**WORK INSTRUCTIONS**
Report only the number of lines in the records that contain the word "Studio".

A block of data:
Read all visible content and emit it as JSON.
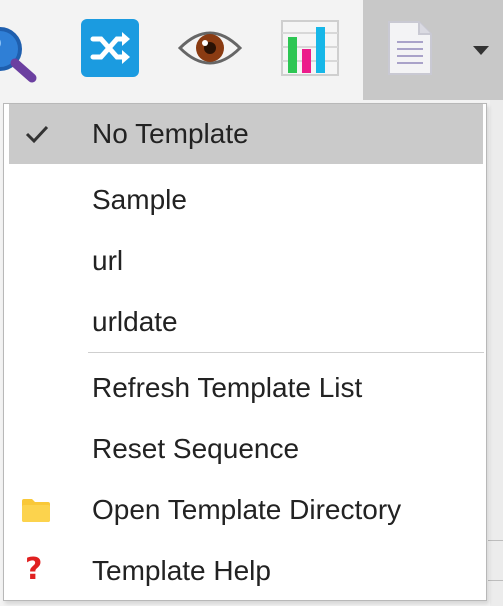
{
  "toolbar": {
    "buttons": [
      {
        "name": "search-icon"
      },
      {
        "name": "shuffle-icon",
        "color": "#1b9be0"
      },
      {
        "name": "eye-icon"
      },
      {
        "name": "chart-icon"
      },
      {
        "name": "document-icon"
      }
    ],
    "dropdown_icon": "chevron-down-icon"
  },
  "menu": {
    "items": [
      {
        "label": "No Template",
        "checked": true
      },
      {
        "label": "Sample"
      },
      {
        "label": "url"
      },
      {
        "label": "urldate"
      },
      {
        "label": "Refresh Template List"
      },
      {
        "label": "Reset Sequence"
      },
      {
        "label": "Open Template Directory",
        "icon": "folder-icon"
      },
      {
        "label": "Template Help",
        "icon": "question-icon"
      }
    ]
  },
  "colors": {
    "selected_bg": "#cacaca",
    "folder": "#f9c838",
    "help": "#e02020"
  }
}
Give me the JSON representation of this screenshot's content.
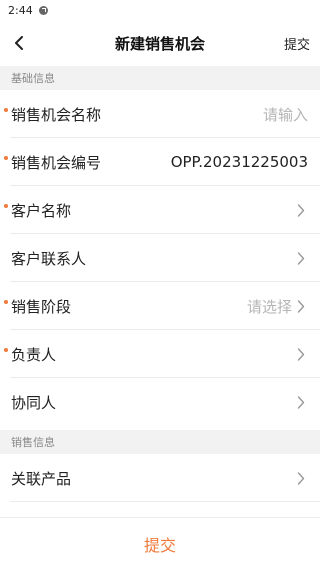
{
  "status_bar": {
    "time": "2:44",
    "notification_icon": "circle-icon"
  },
  "nav": {
    "title": "新建销售机会",
    "action_label": "提交",
    "back_icon": "chevron-left-icon"
  },
  "sections": {
    "basic": {
      "title": "基础信息"
    },
    "sales": {
      "title": "销售信息"
    }
  },
  "fields": {
    "opportunity_name": {
      "label": "销售机会名称",
      "placeholder": "请输入",
      "required": true
    },
    "opportunity_number": {
      "label": "销售机会编号",
      "value": "OPP.20231225003",
      "required": true
    },
    "customer_name": {
      "label": "客户名称",
      "required": true
    },
    "customer_contact": {
      "label": "客户联系人",
      "required": false
    },
    "sales_stage": {
      "label": "销售阶段",
      "placeholder": "请选择",
      "required": true
    },
    "owner": {
      "label": "负责人",
      "required": true
    },
    "collaborator": {
      "label": "协同人",
      "required": false
    },
    "related_products": {
      "label": "关联产品",
      "required": false
    }
  },
  "footer": {
    "submit_label": "提交"
  },
  "colors": {
    "accent": "#f07a3a",
    "section_bg": "#f2f2f2",
    "placeholder": "#b5b5b5"
  }
}
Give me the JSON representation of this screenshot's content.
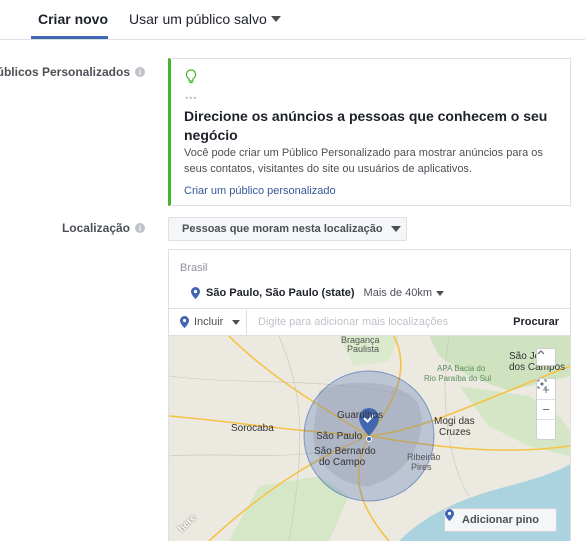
{
  "tabs": {
    "create_new": "Criar novo",
    "use_saved": "Usar um público salvo"
  },
  "custom_audiences": {
    "label": "Públicos Personalizados",
    "title": "Direcione os anúncios a pessoas que conhecem o seu negócio",
    "body": "Você pode criar um Público Personalizado para mostrar anúncios para os seus contatos, visitantes do site ou usuários de aplicativos.",
    "link": "Criar um público personalizado"
  },
  "location": {
    "label": "Localização",
    "dropdown_value": "Pessoas que moram nesta localização",
    "country": "Brasil",
    "selected_location": "São Paulo, São Paulo (state)",
    "radius": "Mais de 40km",
    "include_label": "Incluir",
    "search_placeholder": "Digite para adicionar mais localizações",
    "search_button": "Procurar",
    "add_pin": "Adicionar pino"
  },
  "map": {
    "cities": {
      "braganca": "Bragança",
      "paulista": "Paulista",
      "sao_jose": "São José",
      "dos_campos": "dos Campos",
      "sorocaba": "Sorocaba",
      "guarulhos": "Guarulhos",
      "sao_paulo": "São Paulo",
      "mogi": "Mogi das",
      "cruzes": "Cruzes",
      "sbc1": "São Bernardo",
      "sbc2": "do Campo",
      "ribeirao": "Ribeirão",
      "pires": "Pires",
      "apa": "APA Bacia do",
      "rio": "Rio Paraíba do Sul"
    },
    "attribution": "here"
  },
  "colors": {
    "accent": "#4267b2",
    "link": "#365899",
    "tip_border": "#42b72a",
    "pin": "#4267b2"
  }
}
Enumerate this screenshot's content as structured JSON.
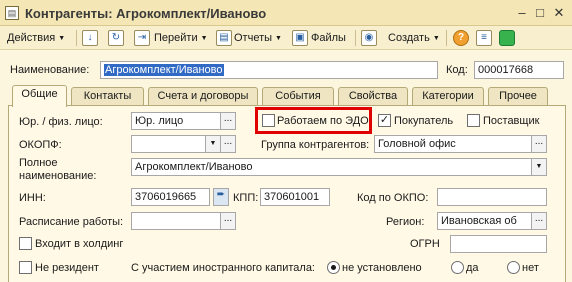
{
  "window": {
    "title": "Контрагенты: Агрокомплект/Иваново",
    "minimize": "–",
    "maximize": "□",
    "close": "✕"
  },
  "toolbar": {
    "actions": "Действия",
    "goto": "Перейти",
    "reports": "Отчеты",
    "files": "Файлы",
    "create": "Создать",
    "help": "?"
  },
  "header": {
    "name_label": "Наименование:",
    "name_value": "Агрокомплект/Иваново",
    "code_label": "Код:",
    "code_value": "000017668"
  },
  "tabs": [
    {
      "label": "Общие",
      "active": true
    },
    {
      "label": "Контакты"
    },
    {
      "label": "Счета и договоры"
    },
    {
      "label": "События"
    },
    {
      "label": "Свойства"
    },
    {
      "label": "Категории"
    },
    {
      "label": "Прочее"
    }
  ],
  "form": {
    "legal_label": "Юр. / физ. лицо:",
    "legal_value": "Юр. лицо",
    "edo_label": "Работаем по ЭДО",
    "edo_checked": false,
    "buyer_label": "Покупатель",
    "buyer_checked": true,
    "supplier_label": "Поставщик",
    "supplier_checked": false,
    "okopf_label": "ОКОПФ:",
    "okopf_value": "",
    "group_label": "Группа контрагентов:",
    "group_value": "Головной офис",
    "fullname_label_1": "Полное",
    "fullname_label_2": "наименование:",
    "fullname_value": "Агрокомплект/Иваново",
    "inn_label": "ИНН:",
    "inn_value": "3706019665",
    "kpp_label": "КПП:",
    "kpp_value": "370601001",
    "okpo_label": "Код по ОКПО:",
    "okpo_value": "",
    "schedule_label": "Расписание работы:",
    "schedule_value": "",
    "region_label": "Регион:",
    "region_value": "Ивановская об",
    "holding_label": "Входит в холдинг",
    "holding_checked": false,
    "ogrn_label": "ОГРН",
    "ogrn_value": "",
    "nonresident_label": "Не резидент",
    "nonresident_checked": false,
    "foreign_label": "С участием иностранного капитала:",
    "foreign_options": [
      "не установлено",
      "да",
      "нет"
    ],
    "foreign_selected": "не установлено"
  },
  "colors": {
    "highlight": "#e00000",
    "selection": "#316ac5"
  }
}
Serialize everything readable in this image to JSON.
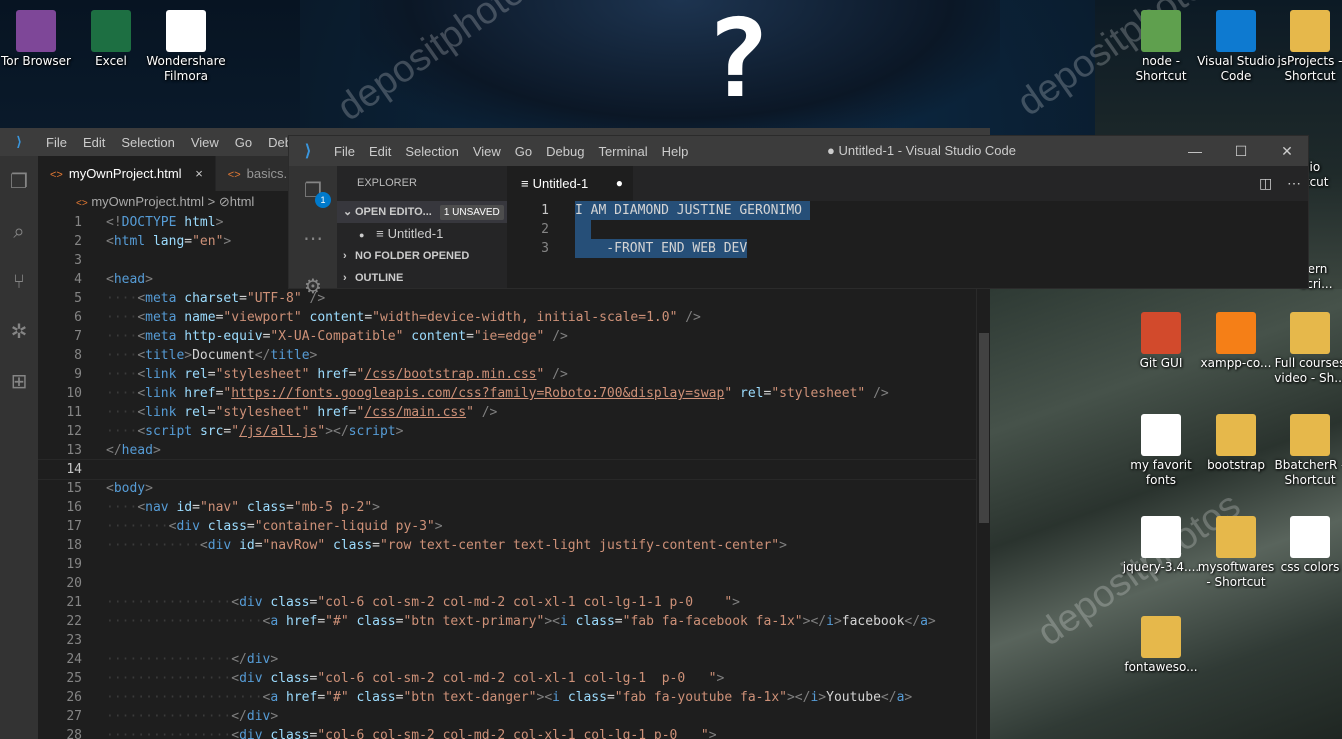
{
  "desktop": {
    "left_icons": [
      {
        "label": "Tor Browser",
        "icon": "tor-icon",
        "color": "#7e4798"
      },
      {
        "label": "Excel",
        "icon": "excel-icon",
        "color": "#1d6f42"
      },
      {
        "label": "Wondershare\nFilmora",
        "icon": "file-icon",
        "color": "#ffffff"
      }
    ],
    "right_icons": [
      {
        "label": "node -\nShortcut",
        "icon": "node-icon",
        "color": "#5fa04e"
      },
      {
        "label": "Visual Studio\nCode",
        "icon": "vscode-icon",
        "color": "#0e7ad0"
      },
      {
        "label": "jsProjects -\nShortcut",
        "icon": "folder-icon",
        "color": "#e6b84b"
      },
      {
        "label": "Git GUI",
        "icon": "git-icon",
        "color": "#d24a2c"
      },
      {
        "label": "xampp-co...",
        "icon": "xampp-icon",
        "color": "#f57f17"
      },
      {
        "label": "Full courses\nvideo - Sh...",
        "icon": "folder-icon",
        "color": "#e6b84b"
      },
      {
        "label": "my favorit\nfonts",
        "icon": "file-icon",
        "color": "#ffffff"
      },
      {
        "label": "bootstrap",
        "icon": "folder-icon",
        "color": "#e6b84b"
      },
      {
        "label": "BbatcherR -\nShortcut",
        "icon": "folder-icon",
        "color": "#e6b84b"
      },
      {
        "label": "jquery-3.4....",
        "icon": "js-file-icon",
        "color": "#ffffff"
      },
      {
        "label": "mysoftwares\n- Shortcut",
        "icon": "folder-icon",
        "color": "#e6b84b"
      },
      {
        "label": "css colors",
        "icon": "file-icon",
        "color": "#ffffff"
      },
      {
        "label": "fontaweso...",
        "icon": "folder-icon",
        "color": "#e6b84b"
      }
    ],
    "partial_labels": [
      "rtfolio\nhortcut",
      "dern\nscri..."
    ],
    "watermark": "depositphotos"
  },
  "main_editor": {
    "menu": [
      "File",
      "Edit",
      "Selection",
      "View",
      "Go",
      "Debug"
    ],
    "tabs": [
      {
        "label": "myOwnProject.html",
        "close": "×",
        "active": true
      },
      {
        "label": "basics.h",
        "active": false
      }
    ],
    "breadcrumb": {
      "file": "myOwnProject.html",
      "sep": ">",
      "node": "html"
    },
    "lines": [
      "1",
      "2",
      "3",
      "4",
      "5",
      "6",
      "7",
      "8",
      "9",
      "10",
      "11",
      "12",
      "13",
      "14",
      "15",
      "16",
      "17",
      "18",
      "19",
      "20",
      "21",
      "22",
      "23",
      "24",
      "25",
      "26",
      "27",
      "28"
    ],
    "current_line": "14"
  },
  "floating_window": {
    "menu": [
      "File",
      "Edit",
      "Selection",
      "View",
      "Go",
      "Debug",
      "Terminal",
      "Help"
    ],
    "title": "● Untitled-1 - Visual Studio Code",
    "explorer_header": "EXPLORER",
    "open_editors": "OPEN EDITO...",
    "unsaved_badge": "1 UNSAVED",
    "open_file": "Untitled-1",
    "no_folder": "NO FOLDER OPENED",
    "outline": "OUTLINE",
    "tab": "Untitled-1",
    "explorer_badge": "1",
    "lines": [
      {
        "n": "1",
        "text": "I AM DIAMOND JUSTINE GERONIMO "
      },
      {
        "n": "2",
        "text": "  "
      },
      {
        "n": "3",
        "text": "    -FRONT END WEB DEV"
      }
    ]
  }
}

**ANSWER TO THE EXERCISE**
2